> TASK
Check every line below for the string "JSON", and copy the lines that contain it.

> DATASET EXCERPTS

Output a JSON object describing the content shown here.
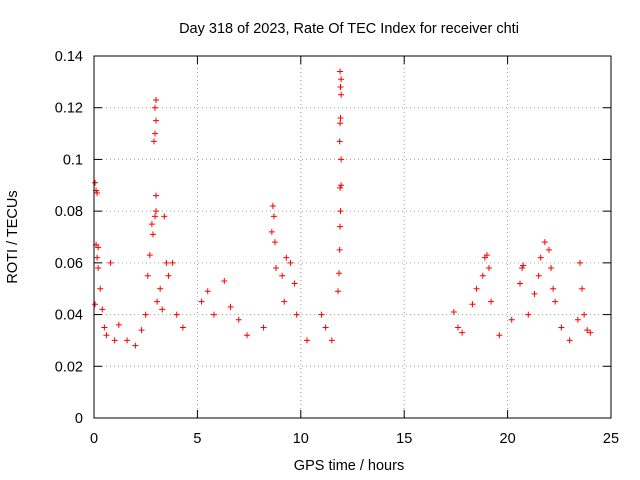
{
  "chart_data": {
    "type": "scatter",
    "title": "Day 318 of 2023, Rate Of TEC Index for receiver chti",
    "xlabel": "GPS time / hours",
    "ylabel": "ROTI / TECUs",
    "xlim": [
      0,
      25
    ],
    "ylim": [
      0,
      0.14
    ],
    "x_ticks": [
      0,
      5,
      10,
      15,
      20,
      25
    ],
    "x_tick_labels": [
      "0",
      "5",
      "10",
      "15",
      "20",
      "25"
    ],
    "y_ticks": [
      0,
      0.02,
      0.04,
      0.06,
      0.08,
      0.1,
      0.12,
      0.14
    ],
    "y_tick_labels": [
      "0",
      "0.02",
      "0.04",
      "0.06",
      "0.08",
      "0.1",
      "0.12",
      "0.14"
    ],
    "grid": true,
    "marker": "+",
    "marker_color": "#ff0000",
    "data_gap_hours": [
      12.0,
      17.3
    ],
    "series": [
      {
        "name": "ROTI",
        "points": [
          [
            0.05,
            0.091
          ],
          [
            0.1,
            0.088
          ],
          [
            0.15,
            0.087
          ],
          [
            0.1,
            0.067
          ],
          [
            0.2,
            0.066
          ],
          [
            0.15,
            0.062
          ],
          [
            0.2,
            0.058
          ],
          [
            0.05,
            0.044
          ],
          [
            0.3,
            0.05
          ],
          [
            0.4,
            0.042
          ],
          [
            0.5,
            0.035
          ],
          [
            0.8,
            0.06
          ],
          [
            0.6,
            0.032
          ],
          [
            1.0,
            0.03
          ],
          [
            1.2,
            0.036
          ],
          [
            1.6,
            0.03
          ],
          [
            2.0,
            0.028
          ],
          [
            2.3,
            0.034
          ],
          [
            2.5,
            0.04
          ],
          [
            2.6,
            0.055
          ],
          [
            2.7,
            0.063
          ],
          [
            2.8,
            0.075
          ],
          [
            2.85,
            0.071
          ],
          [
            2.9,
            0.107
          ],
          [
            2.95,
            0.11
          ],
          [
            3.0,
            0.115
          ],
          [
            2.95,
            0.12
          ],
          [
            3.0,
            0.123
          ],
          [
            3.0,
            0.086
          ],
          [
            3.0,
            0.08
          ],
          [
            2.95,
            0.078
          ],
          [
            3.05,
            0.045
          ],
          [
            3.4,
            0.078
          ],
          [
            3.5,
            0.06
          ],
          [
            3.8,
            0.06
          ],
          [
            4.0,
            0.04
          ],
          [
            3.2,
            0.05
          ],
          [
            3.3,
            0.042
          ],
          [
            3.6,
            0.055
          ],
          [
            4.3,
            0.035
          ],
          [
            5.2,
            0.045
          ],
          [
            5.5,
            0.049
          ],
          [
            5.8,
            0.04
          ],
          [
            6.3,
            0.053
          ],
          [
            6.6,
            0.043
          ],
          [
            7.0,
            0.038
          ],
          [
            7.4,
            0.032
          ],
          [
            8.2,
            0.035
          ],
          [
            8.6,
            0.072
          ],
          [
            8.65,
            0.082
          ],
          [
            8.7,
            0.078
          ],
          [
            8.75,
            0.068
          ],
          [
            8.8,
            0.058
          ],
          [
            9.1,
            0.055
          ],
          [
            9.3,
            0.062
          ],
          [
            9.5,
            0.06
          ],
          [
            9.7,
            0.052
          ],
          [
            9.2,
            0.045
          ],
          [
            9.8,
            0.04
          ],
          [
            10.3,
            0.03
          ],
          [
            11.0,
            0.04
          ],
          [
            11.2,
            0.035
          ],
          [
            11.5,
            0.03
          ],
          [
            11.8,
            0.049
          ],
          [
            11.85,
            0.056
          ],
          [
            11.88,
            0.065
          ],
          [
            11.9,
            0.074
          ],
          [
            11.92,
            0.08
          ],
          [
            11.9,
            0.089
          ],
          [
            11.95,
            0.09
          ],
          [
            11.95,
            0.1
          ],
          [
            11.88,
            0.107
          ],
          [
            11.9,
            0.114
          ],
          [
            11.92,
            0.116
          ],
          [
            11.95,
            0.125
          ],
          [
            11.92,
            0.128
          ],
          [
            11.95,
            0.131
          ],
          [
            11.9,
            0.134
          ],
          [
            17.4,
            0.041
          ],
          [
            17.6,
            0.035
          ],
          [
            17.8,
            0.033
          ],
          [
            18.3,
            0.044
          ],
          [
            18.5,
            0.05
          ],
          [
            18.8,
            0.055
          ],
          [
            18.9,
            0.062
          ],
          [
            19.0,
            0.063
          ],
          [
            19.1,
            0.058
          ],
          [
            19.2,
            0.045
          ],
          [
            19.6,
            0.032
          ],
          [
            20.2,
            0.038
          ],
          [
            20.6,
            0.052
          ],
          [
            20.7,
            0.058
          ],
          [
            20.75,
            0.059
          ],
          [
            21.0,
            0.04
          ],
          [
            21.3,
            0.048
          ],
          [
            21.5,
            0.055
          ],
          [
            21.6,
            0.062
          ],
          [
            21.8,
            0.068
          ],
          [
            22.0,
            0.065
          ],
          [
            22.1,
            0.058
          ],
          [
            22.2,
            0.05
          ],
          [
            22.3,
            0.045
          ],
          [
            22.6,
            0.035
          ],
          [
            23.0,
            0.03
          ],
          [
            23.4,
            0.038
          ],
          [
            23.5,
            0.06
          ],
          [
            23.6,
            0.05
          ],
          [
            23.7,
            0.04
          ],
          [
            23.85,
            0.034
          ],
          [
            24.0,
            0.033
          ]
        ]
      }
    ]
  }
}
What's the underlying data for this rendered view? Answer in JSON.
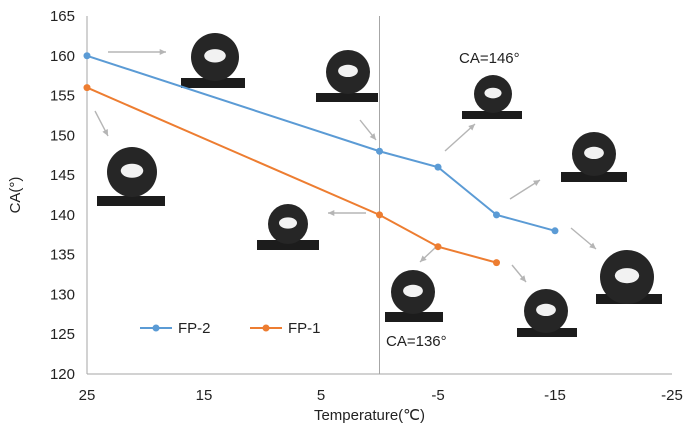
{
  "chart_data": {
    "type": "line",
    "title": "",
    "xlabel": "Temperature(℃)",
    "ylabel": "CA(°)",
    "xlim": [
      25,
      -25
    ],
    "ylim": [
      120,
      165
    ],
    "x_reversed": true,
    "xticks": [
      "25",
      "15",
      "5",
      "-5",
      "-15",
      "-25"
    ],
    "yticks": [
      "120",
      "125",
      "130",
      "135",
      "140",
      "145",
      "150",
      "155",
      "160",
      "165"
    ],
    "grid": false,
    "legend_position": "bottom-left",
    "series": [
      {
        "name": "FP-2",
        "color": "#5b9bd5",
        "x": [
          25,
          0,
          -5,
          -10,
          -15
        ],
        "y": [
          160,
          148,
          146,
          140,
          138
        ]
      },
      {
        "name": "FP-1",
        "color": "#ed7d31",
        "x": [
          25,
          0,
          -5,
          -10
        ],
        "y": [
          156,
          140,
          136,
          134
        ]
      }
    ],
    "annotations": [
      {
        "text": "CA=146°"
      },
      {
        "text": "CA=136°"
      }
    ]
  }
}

> REPLY TO THE TASK
Output a JSON object describing the content shown here.
What's the underlying data for this rendered view? Answer in JSON.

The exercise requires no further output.